* _Input records_
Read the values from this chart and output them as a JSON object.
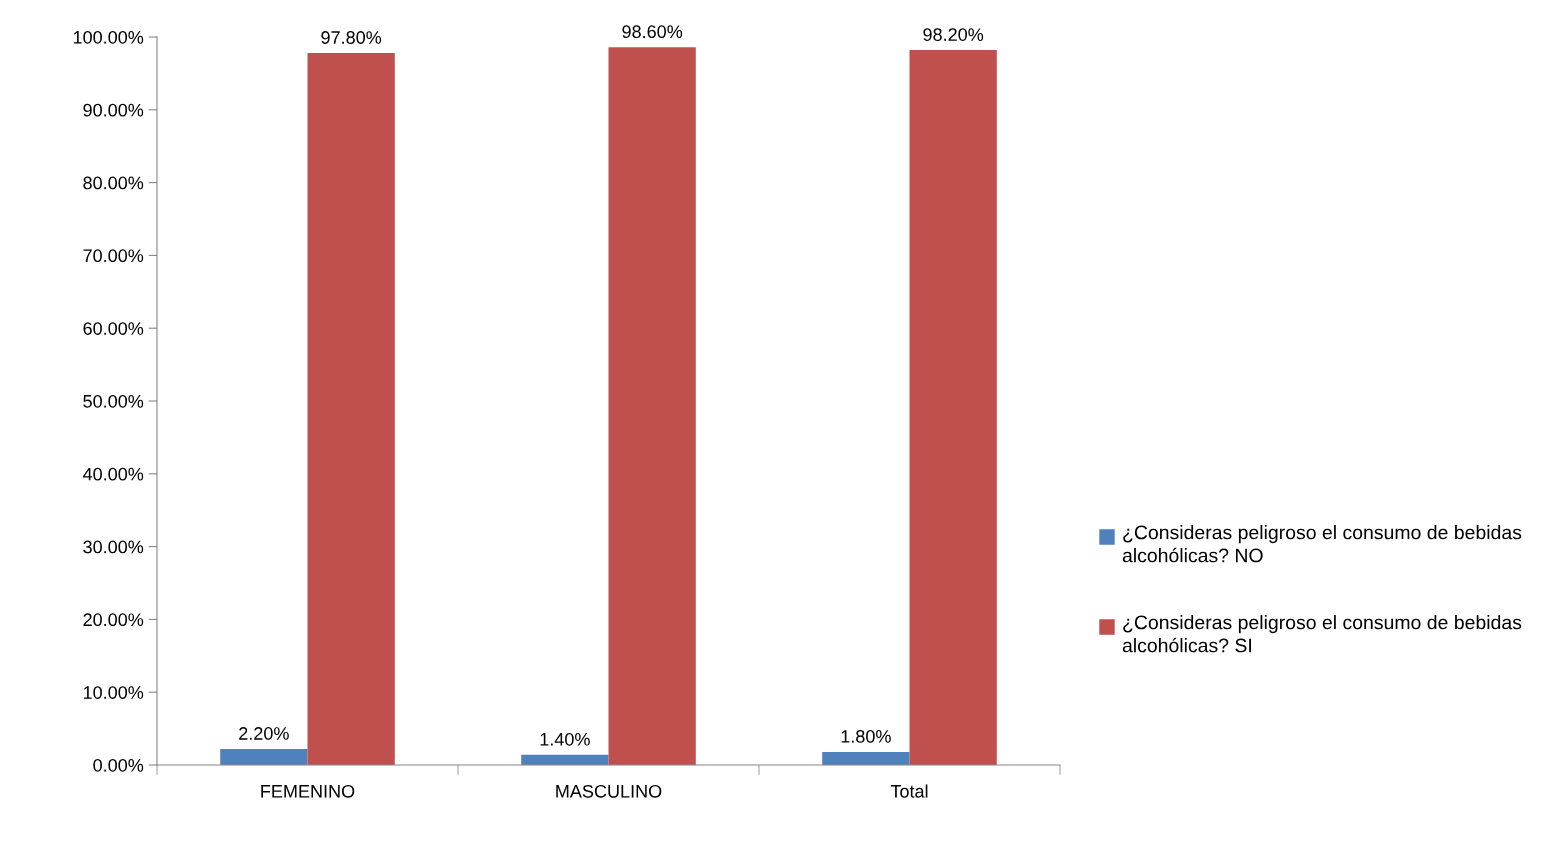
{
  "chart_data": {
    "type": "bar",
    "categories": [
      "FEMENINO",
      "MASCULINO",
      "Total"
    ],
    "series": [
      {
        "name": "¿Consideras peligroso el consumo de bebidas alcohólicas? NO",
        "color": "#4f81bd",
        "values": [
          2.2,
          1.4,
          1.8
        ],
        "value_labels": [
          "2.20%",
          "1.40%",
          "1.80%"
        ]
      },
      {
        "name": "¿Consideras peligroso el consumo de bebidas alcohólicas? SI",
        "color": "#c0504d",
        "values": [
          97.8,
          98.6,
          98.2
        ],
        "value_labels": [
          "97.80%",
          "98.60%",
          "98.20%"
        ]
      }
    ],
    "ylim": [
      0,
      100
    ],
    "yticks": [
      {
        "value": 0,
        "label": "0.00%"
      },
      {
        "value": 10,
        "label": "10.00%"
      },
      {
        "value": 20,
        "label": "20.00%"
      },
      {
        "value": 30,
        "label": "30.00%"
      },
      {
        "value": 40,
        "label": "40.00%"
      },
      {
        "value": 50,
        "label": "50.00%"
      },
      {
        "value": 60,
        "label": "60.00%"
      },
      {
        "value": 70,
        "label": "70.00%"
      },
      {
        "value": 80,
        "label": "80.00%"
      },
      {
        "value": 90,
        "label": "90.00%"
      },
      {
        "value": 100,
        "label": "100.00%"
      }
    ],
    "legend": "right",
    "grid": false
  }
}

---

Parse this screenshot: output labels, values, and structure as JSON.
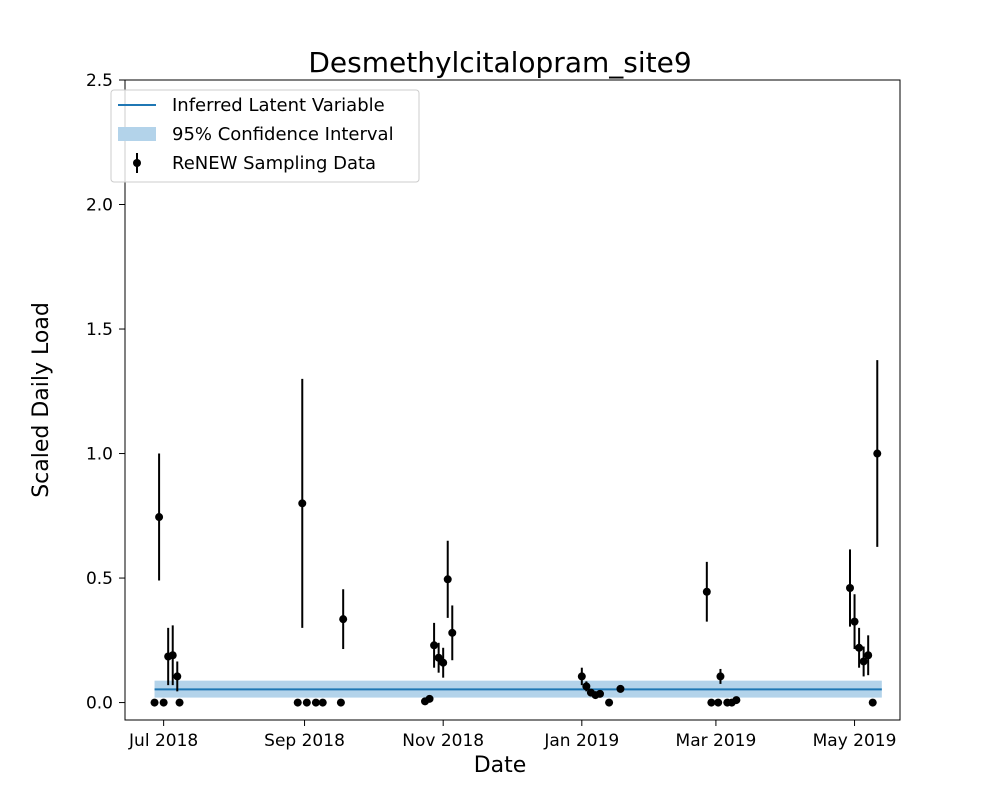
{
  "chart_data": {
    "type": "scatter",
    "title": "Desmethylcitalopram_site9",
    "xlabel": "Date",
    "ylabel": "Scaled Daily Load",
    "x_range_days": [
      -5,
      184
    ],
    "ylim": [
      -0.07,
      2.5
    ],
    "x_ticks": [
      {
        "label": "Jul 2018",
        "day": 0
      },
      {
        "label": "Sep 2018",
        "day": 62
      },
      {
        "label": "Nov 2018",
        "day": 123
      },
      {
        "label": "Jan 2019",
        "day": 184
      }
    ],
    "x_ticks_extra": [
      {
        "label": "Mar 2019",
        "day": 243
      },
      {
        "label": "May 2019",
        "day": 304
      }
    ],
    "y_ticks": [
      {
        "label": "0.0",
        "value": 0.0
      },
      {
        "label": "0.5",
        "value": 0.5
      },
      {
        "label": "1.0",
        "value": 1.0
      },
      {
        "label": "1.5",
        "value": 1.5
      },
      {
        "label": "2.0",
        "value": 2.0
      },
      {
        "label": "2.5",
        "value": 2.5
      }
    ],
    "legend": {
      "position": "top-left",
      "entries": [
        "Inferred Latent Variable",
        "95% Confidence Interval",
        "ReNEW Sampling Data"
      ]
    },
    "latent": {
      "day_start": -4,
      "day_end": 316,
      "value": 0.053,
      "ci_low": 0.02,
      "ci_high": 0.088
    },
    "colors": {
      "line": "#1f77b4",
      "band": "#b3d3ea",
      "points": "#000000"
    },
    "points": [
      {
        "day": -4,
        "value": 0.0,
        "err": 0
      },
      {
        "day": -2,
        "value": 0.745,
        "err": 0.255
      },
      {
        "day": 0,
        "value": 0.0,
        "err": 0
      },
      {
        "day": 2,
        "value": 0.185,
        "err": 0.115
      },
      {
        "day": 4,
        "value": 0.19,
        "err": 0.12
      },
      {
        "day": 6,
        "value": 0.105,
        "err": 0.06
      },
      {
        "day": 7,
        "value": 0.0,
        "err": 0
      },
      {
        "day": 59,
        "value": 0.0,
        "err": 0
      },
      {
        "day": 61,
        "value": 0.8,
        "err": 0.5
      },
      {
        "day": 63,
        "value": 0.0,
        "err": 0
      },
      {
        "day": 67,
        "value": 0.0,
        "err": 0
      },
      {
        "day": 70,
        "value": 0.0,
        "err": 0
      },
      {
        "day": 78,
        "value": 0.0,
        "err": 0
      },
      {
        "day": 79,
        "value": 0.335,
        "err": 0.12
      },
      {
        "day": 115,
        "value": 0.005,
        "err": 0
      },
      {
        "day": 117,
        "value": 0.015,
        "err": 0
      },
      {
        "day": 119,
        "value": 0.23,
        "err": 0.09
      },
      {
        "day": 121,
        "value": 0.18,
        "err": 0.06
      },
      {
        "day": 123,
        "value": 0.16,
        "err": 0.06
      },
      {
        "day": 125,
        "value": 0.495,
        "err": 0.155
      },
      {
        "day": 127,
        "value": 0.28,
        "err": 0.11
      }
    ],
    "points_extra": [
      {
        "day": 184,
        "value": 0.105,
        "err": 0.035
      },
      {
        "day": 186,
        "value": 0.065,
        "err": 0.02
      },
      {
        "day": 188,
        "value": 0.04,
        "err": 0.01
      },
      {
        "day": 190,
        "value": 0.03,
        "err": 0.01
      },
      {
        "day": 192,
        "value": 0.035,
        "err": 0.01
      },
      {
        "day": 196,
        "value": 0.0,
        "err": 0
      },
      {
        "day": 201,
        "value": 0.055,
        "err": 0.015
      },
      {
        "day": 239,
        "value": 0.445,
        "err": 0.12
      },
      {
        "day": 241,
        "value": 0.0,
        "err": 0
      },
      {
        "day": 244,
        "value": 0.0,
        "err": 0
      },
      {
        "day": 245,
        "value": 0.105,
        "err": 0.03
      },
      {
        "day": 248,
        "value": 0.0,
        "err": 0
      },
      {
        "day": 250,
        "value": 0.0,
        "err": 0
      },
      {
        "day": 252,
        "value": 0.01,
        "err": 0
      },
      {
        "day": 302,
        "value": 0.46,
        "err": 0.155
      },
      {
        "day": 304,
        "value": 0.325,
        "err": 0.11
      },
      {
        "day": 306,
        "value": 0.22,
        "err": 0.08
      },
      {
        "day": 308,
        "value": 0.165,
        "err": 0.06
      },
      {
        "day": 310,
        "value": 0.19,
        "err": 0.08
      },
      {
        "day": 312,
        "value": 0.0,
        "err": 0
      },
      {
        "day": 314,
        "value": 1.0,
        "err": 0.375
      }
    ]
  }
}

* _What the task requires_
Check every line for "bebidas" and show the ones that have it.

* _Written answer_
        "name": "¿Consideras peligroso el consumo de bebidas alcohólicas? NO",
        "name": "¿Consideras peligroso el consumo de bebidas alcohólicas? SI",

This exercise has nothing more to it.